Problem requirements:
Look through the material and copy each line holding "title".
----------
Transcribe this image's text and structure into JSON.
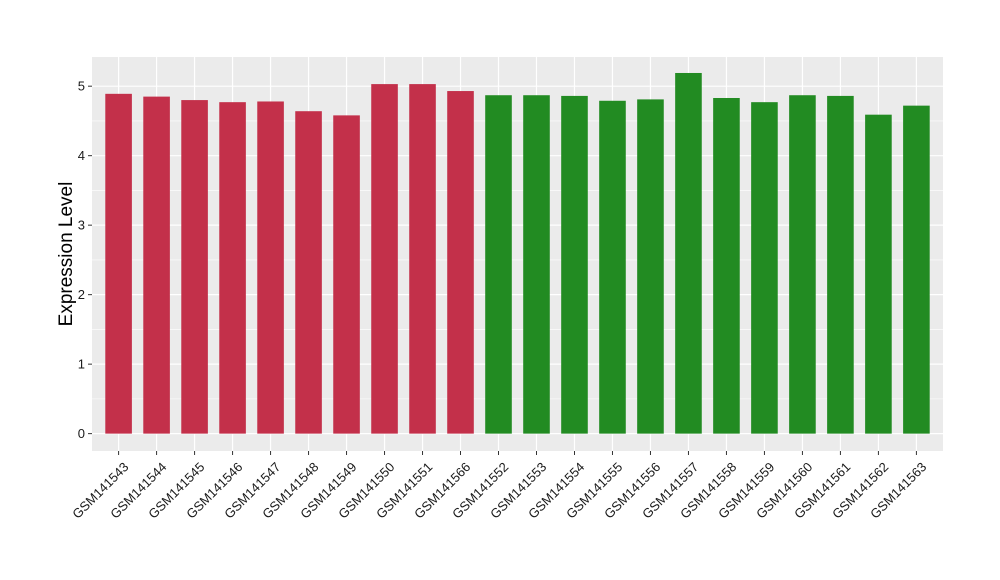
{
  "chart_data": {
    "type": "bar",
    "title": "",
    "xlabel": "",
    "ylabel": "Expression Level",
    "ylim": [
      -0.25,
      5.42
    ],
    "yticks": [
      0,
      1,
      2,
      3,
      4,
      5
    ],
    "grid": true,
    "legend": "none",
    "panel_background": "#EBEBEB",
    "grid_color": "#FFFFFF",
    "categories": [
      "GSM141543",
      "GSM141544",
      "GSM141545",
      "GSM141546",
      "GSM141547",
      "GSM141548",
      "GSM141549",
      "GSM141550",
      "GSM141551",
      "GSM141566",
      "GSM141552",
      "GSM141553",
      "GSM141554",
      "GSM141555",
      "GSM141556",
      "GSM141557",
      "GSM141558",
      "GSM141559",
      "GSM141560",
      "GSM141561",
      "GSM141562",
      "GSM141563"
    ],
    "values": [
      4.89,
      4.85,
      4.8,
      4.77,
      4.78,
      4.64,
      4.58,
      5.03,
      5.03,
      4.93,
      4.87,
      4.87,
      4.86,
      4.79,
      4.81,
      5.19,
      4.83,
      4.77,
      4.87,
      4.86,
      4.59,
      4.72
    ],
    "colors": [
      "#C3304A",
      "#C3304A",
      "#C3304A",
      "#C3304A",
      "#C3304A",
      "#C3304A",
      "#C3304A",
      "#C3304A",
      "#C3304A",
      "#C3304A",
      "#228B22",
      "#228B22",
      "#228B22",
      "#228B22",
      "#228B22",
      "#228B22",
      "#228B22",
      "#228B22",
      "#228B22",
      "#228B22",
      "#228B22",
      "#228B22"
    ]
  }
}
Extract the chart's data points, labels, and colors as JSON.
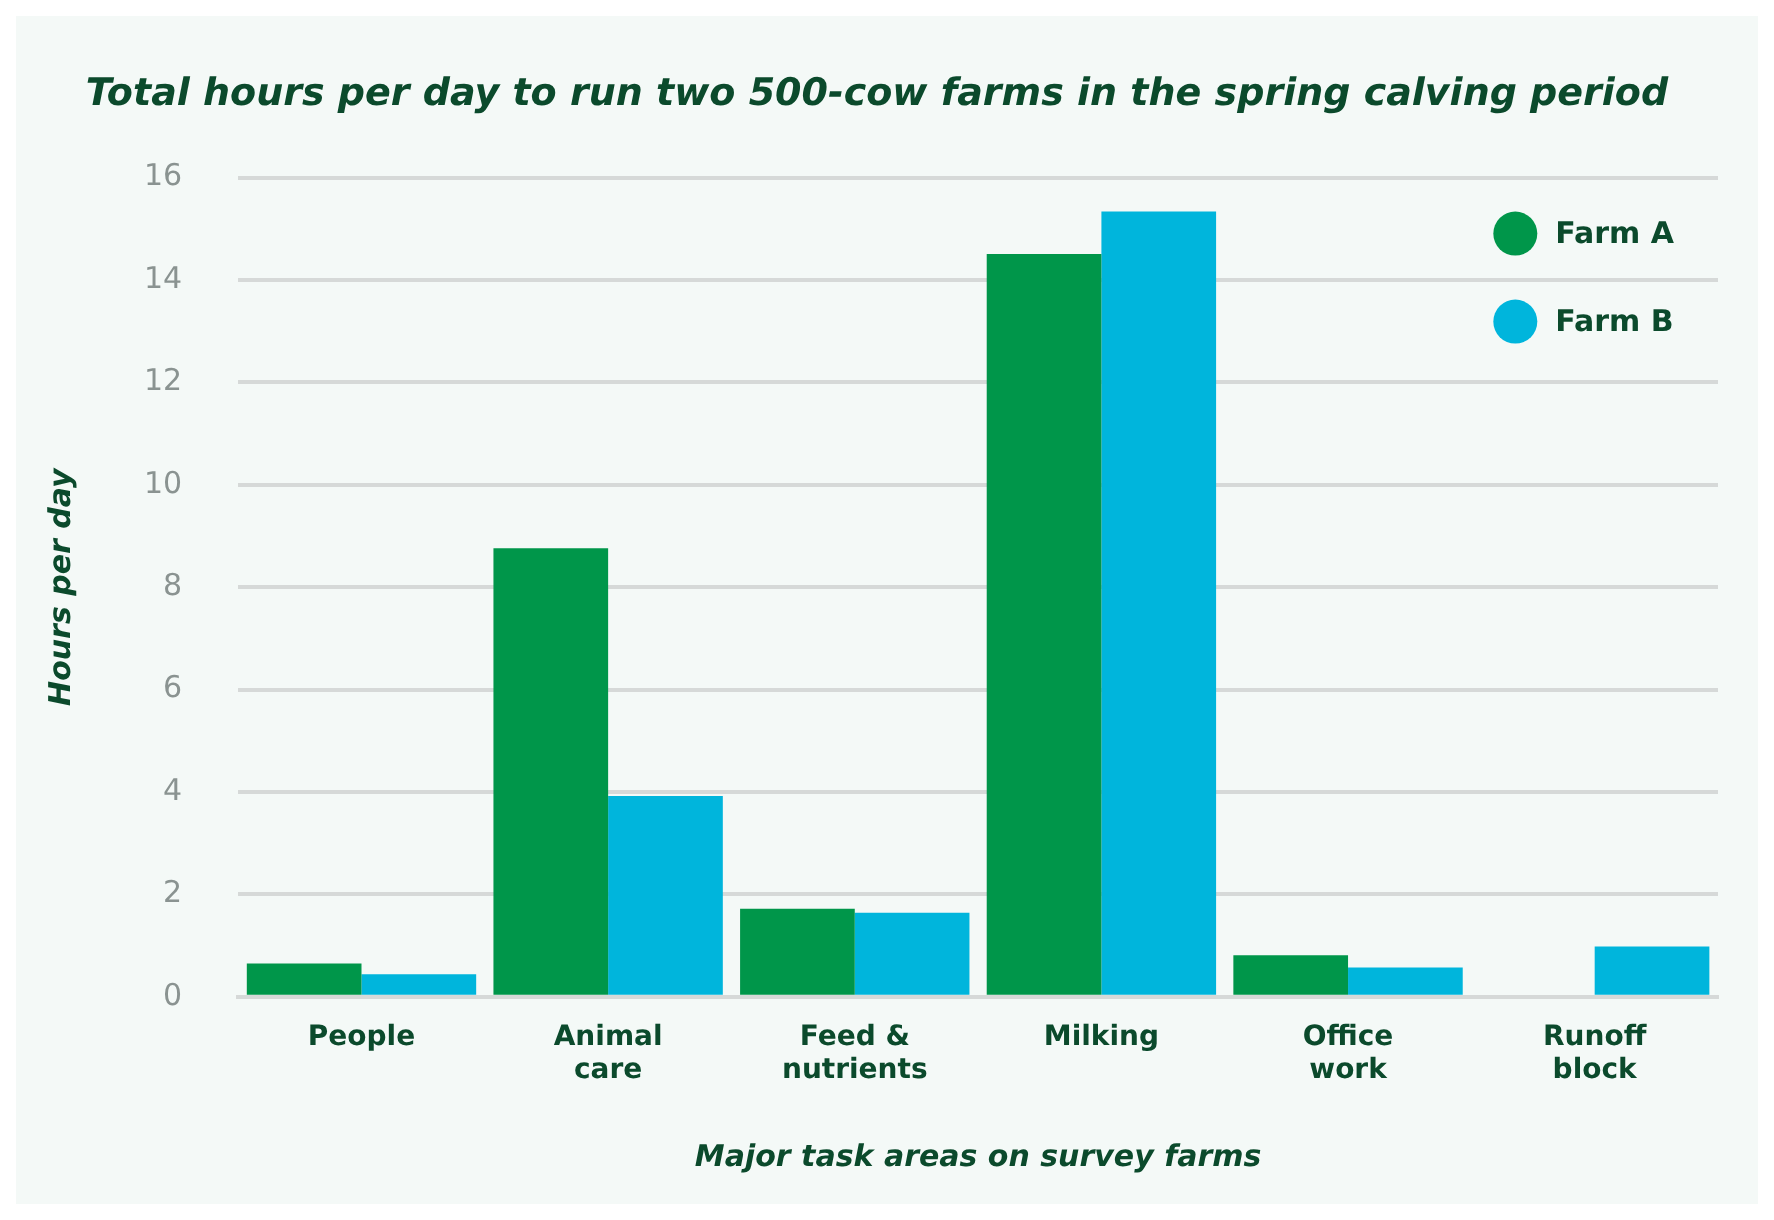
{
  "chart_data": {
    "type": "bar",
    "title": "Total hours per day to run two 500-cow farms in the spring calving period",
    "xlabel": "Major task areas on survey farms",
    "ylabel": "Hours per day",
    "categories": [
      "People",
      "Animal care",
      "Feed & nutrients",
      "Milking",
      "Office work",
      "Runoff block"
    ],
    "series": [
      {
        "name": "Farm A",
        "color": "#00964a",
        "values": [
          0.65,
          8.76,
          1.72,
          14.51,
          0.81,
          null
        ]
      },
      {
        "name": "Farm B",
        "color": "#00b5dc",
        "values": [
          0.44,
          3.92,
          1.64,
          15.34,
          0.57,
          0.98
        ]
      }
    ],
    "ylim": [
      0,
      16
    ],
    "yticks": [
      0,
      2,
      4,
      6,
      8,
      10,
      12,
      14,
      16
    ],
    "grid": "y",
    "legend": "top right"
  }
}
----------
Response to this exercise:
    "title": "",
    "title": "Total hours per day to run two 500-cow farms in the spring calving period",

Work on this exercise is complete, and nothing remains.